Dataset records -
-- -- --

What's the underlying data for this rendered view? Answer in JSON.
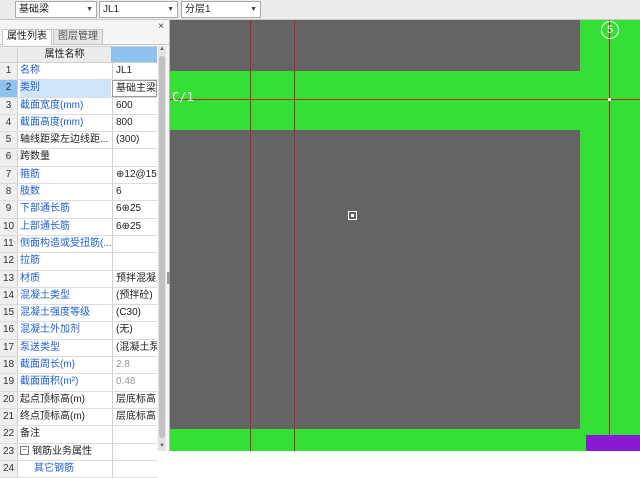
{
  "toolbar": {
    "combos": [
      {
        "value": "基础梁"
      },
      {
        "value": "JL1"
      },
      {
        "value": "分层1"
      }
    ]
  },
  "panel": {
    "tabs": [
      "属性列表",
      "图层管理"
    ],
    "header_name": "属性名称",
    "rows": [
      {
        "num": "1",
        "name": "名称",
        "value": "JL1",
        "style": "blue"
      },
      {
        "num": "2",
        "name": "类别",
        "value": "基础主梁",
        "style": "blue",
        "selected": true
      },
      {
        "num": "3",
        "name": "截面宽度(mm)",
        "value": "600",
        "style": "blue"
      },
      {
        "num": "4",
        "name": "截面高度(mm)",
        "value": "800",
        "style": "blue"
      },
      {
        "num": "5",
        "name": "轴线距梁左边线距...",
        "value": "(300)",
        "style": ""
      },
      {
        "num": "6",
        "name": "跨数量",
        "value": "",
        "style": ""
      },
      {
        "num": "7",
        "name": "箍筋",
        "value": "⊕12@15",
        "style": "blue"
      },
      {
        "num": "8",
        "name": "肢数",
        "value": "6",
        "style": "blue"
      },
      {
        "num": "9",
        "name": "下部通长筋",
        "value": "6⊕25",
        "style": "blue"
      },
      {
        "num": "10",
        "name": "上部通长筋",
        "value": "6⊕25",
        "style": "blue"
      },
      {
        "num": "11",
        "name": "侧面构造或受扭筋(...",
        "value": "",
        "style": "blue"
      },
      {
        "num": "12",
        "name": "拉筋",
        "value": "",
        "style": "blue"
      },
      {
        "num": "13",
        "name": "材质",
        "value": "预拌混凝土",
        "style": "blue"
      },
      {
        "num": "14",
        "name": "混凝土类型",
        "value": "(预拌砼)",
        "style": "blue"
      },
      {
        "num": "15",
        "name": "混凝土强度等级",
        "value": "(C30)",
        "style": "blue"
      },
      {
        "num": "16",
        "name": "混凝土外加剂",
        "value": "(无)",
        "style": "blue"
      },
      {
        "num": "17",
        "name": "泵送类型",
        "value": "(混凝土泵",
        "style": "blue"
      },
      {
        "num": "18",
        "name": "截面周长(m)",
        "value": "2.8",
        "style": "blue",
        "value_grey": true
      },
      {
        "num": "19",
        "name": "截面面积(m²)",
        "value": "0.48",
        "style": "blue",
        "value_grey": true
      },
      {
        "num": "20",
        "name": "起点顶标高(m)",
        "value": "层底标高",
        "style": ""
      },
      {
        "num": "21",
        "name": "终点顶标高(m)",
        "value": "层底标高",
        "style": ""
      },
      {
        "num": "22",
        "name": "备注",
        "value": "",
        "style": ""
      },
      {
        "num": "23",
        "name": "钢筋业务属性",
        "value": "",
        "style": "",
        "group": true
      },
      {
        "num": "24",
        "name": "其它钢筋",
        "value": "",
        "style": "blue",
        "indent": true
      }
    ]
  },
  "canvas": {
    "axis_label_c": "C/1",
    "axis_label_5": "5",
    "colors": {
      "beam": "#35e035",
      "slab": "#646464",
      "background": "#4b4b4b",
      "axis_line": "#b3232b",
      "selection": "#8a19d6"
    }
  }
}
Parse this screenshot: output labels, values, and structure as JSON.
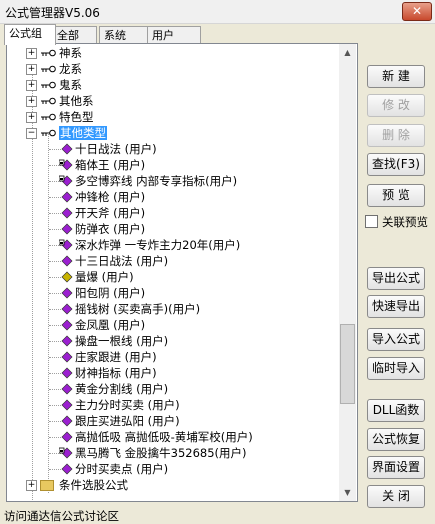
{
  "window": {
    "title": "公式管理器V5.06",
    "close_label": "✕"
  },
  "tabs": [
    {
      "label": "公式组"
    },
    {
      "label": "全部"
    },
    {
      "label": "系统"
    },
    {
      "label": "用户"
    }
  ],
  "tree": {
    "groups": [
      {
        "label": "神系"
      },
      {
        "label": "龙系"
      },
      {
        "label": "鬼系"
      },
      {
        "label": "其他系"
      },
      {
        "label": "特色型"
      },
      {
        "label": "其他类型",
        "selected": true
      }
    ],
    "items": [
      {
        "label": "十日战法   (用户)",
        "lock": false
      },
      {
        "label": "箱体王   (用户)",
        "lock": true
      },
      {
        "label": "多空博弈线   内部专享指标(用户)",
        "lock": true
      },
      {
        "label": "冲锋枪   (用户)",
        "lock": false
      },
      {
        "label": "开天斧   (用户)",
        "lock": false
      },
      {
        "label": "防弹衣   (用户)",
        "lock": false
      },
      {
        "label": "深水炸弹   一专炸主力20年(用户)",
        "lock": true
      },
      {
        "label": "十三日战法   (用户)",
        "lock": false
      },
      {
        "label": "量爆   (用户)",
        "lock": false,
        "yellow": true
      },
      {
        "label": "阳包阴   (用户)",
        "lock": false
      },
      {
        "label": "摇钱树   (买卖高手)(用户)",
        "lock": false
      },
      {
        "label": "金凤凰   (用户)",
        "lock": false
      },
      {
        "label": "操盘一根线   (用户)",
        "lock": false
      },
      {
        "label": "庄家跟进   (用户)",
        "lock": false
      },
      {
        "label": "财神指标   (用户)",
        "lock": false
      },
      {
        "label": "黄金分割线   (用户)",
        "lock": false
      },
      {
        "label": "主力分时买卖   (用户)",
        "lock": false
      },
      {
        "label": "跟庄买进弘阳   (用户)",
        "lock": false
      },
      {
        "label": "高抛低吸   高抛低吸-黄埔军校(用户)",
        "lock": false
      },
      {
        "label": "黑马腾飞   金股擒牛352685(用户)",
        "lock": true
      },
      {
        "label": "分时买卖点   (用户)",
        "lock": false
      }
    ],
    "partial_label": "条件选股公式"
  },
  "buttons": {
    "new": "新  建",
    "edit": "修  改",
    "delete": "删  除",
    "find": "查找(F3)",
    "preview": "预  览",
    "link_preview": "关联预览",
    "export": "导出公式",
    "quick_export": "快速导出",
    "import": "导入公式",
    "temp_import": "临时导入",
    "dll": "DLL函数",
    "restore": "公式恢复",
    "ui_settings": "界面设置",
    "close": "关  闭"
  },
  "status": {
    "text": "访问通达信公式讨论区"
  },
  "colors": {
    "selection": "#3399ff",
    "diamond": "#9b1fd0",
    "diamond_yellow": "#c8b400"
  }
}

-- -- --

Your task -
A faithful copy of the records above is needed, with the pictures left out.

Reply -
What's the underlying data for this rendered view? Answer in JSON.
{
  "toolbar": {
    "combos": [
      {
        "value": "基础梁"
      },
      {
        "value": "JL1"
      },
      {
        "value": "分层1"
      }
    ]
  },
  "panel": {
    "tabs": [
      "属性列表",
      "图层管理"
    ],
    "header_name": "属性名称",
    "rows": [
      {
        "num": "1",
        "name": "名称",
        "value": "JL1",
        "style": "blue"
      },
      {
        "num": "2",
        "name": "类别",
        "value": "基础主梁",
        "style": "blue",
        "selected": true
      },
      {
        "num": "3",
        "name": "截面宽度(mm)",
        "value": "600",
        "style": "blue"
      },
      {
        "num": "4",
        "name": "截面高度(mm)",
        "value": "800",
        "style": "blue"
      },
      {
        "num": "5",
        "name": "轴线距梁左边线距...",
        "value": "(300)",
        "style": ""
      },
      {
        "num": "6",
        "name": "跨数量",
        "value": "",
        "style": ""
      },
      {
        "num": "7",
        "name": "箍筋",
        "value": "⊕12@15",
        "style": "blue"
      },
      {
        "num": "8",
        "name": "肢数",
        "value": "6",
        "style": "blue"
      },
      {
        "num": "9",
        "name": "下部通长筋",
        "value": "6⊕25",
        "style": "blue"
      },
      {
        "num": "10",
        "name": "上部通长筋",
        "value": "6⊕25",
        "style": "blue"
      },
      {
        "num": "11",
        "name": "侧面构造或受扭筋(...",
        "value": "",
        "style": "blue"
      },
      {
        "num": "12",
        "name": "拉筋",
        "value": "",
        "style": "blue"
      },
      {
        "num": "13",
        "name": "材质",
        "value": "预拌混凝土",
        "style": "blue"
      },
      {
        "num": "14",
        "name": "混凝土类型",
        "value": "(预拌砼)",
        "style": "blue"
      },
      {
        "num": "15",
        "name": "混凝土强度等级",
        "value": "(C30)",
        "style": "blue"
      },
      {
        "num": "16",
        "name": "混凝土外加剂",
        "value": "(无)",
        "style": "blue"
      },
      {
        "num": "17",
        "name": "泵送类型",
        "value": "(混凝土泵",
        "style": "blue"
      },
      {
        "num": "18",
        "name": "截面周长(m)",
        "value": "2.8",
        "style": "blue",
        "value_grey": true
      },
      {
        "num": "19",
        "name": "截面面积(m²)",
        "value": "0.48",
        "style": "blue",
        "value_grey": true
      },
      {
        "num": "20",
        "name": "起点顶标高(m)",
        "value": "层底标高",
        "style": ""
      },
      {
        "num": "21",
        "name": "终点顶标高(m)",
        "value": "层底标高",
        "style": ""
      },
      {
        "num": "22",
        "name": "备注",
        "value": "",
        "style": ""
      },
      {
        "num": "23",
        "name": "钢筋业务属性",
        "value": "",
        "style": "",
        "group": true
      },
      {
        "num": "24",
        "name": "其它钢筋",
        "value": "",
        "style": "blue",
        "indent": true
      }
    ]
  },
  "canvas": {
    "axis_label_c": "C/1",
    "axis_label_5": "5",
    "colors": {
      "beam": "#35e035",
      "slab": "#646464",
      "background": "#4b4b4b",
      "axis_line": "#b3232b",
      "selection": "#8a19d6"
    }
  }
}
Parse this screenshot: output labels, values, and structure as JSON.
{
  "window": {
    "title": "公式管理器V5.06",
    "close_label": "✕"
  },
  "tabs": [
    {
      "label": "公式组"
    },
    {
      "label": "全部"
    },
    {
      "label": "系统"
    },
    {
      "label": "用户"
    }
  ],
  "tree": {
    "groups": [
      {
        "label": "神系"
      },
      {
        "label": "龙系"
      },
      {
        "label": "鬼系"
      },
      {
        "label": "其他系"
      },
      {
        "label": "特色型"
      },
      {
        "label": "其他类型",
        "selected": true
      }
    ],
    "items": [
      {
        "label": "十日战法   (用户)",
        "lock": false
      },
      {
        "label": "箱体王   (用户)",
        "lock": true
      },
      {
        "label": "多空博弈线   内部专享指标(用户)",
        "lock": true
      },
      {
        "label": "冲锋枪   (用户)",
        "lock": false
      },
      {
        "label": "开天斧   (用户)",
        "lock": false
      },
      {
        "label": "防弹衣   (用户)",
        "lock": false
      },
      {
        "label": "深水炸弹   一专炸主力20年(用户)",
        "lock": true
      },
      {
        "label": "十三日战法   (用户)",
        "lock": false
      },
      {
        "label": "量爆   (用户)",
        "lock": false,
        "yellow": true
      },
      {
        "label": "阳包阴   (用户)",
        "lock": false
      },
      {
        "label": "摇钱树   (买卖高手)(用户)",
        "lock": false
      },
      {
        "label": "金凤凰   (用户)",
        "lock": false
      },
      {
        "label": "操盘一根线   (用户)",
        "lock": false
      },
      {
        "label": "庄家跟进   (用户)",
        "lock": false
      },
      {
        "label": "财神指标   (用户)",
        "lock": false
      },
      {
        "label": "黄金分割线   (用户)",
        "lock": false
      },
      {
        "label": "主力分时买卖   (用户)",
        "lock": false
      },
      {
        "label": "跟庄买进弘阳   (用户)",
        "lock": false
      },
      {
        "label": "高抛低吸   高抛低吸-黄埔军校(用户)",
        "lock": false
      },
      {
        "label": "黑马腾飞   金股擒牛352685(用户)",
        "lock": true
      },
      {
        "label": "分时买卖点   (用户)",
        "lock": false
      }
    ],
    "partial_label": "条件选股公式"
  },
  "buttons": {
    "new": "新  建",
    "edit": "修  改",
    "delete": "删  除",
    "find": "查找(F3)",
    "preview": "预  览",
    "link_preview": "关联预览",
    "export": "导出公式",
    "quick_export": "快速导出",
    "import": "导入公式",
    "temp_import": "临时导入",
    "dll": "DLL函数",
    "restore": "公式恢复",
    "ui_settings": "界面设置",
    "close": "关  闭"
  },
  "status": {
    "text": "访问通达信公式讨论区"
  },
  "colors": {
    "selection": "#3399ff",
    "diamond": "#9b1fd0",
    "diamond_yellow": "#c8b400"
  }
}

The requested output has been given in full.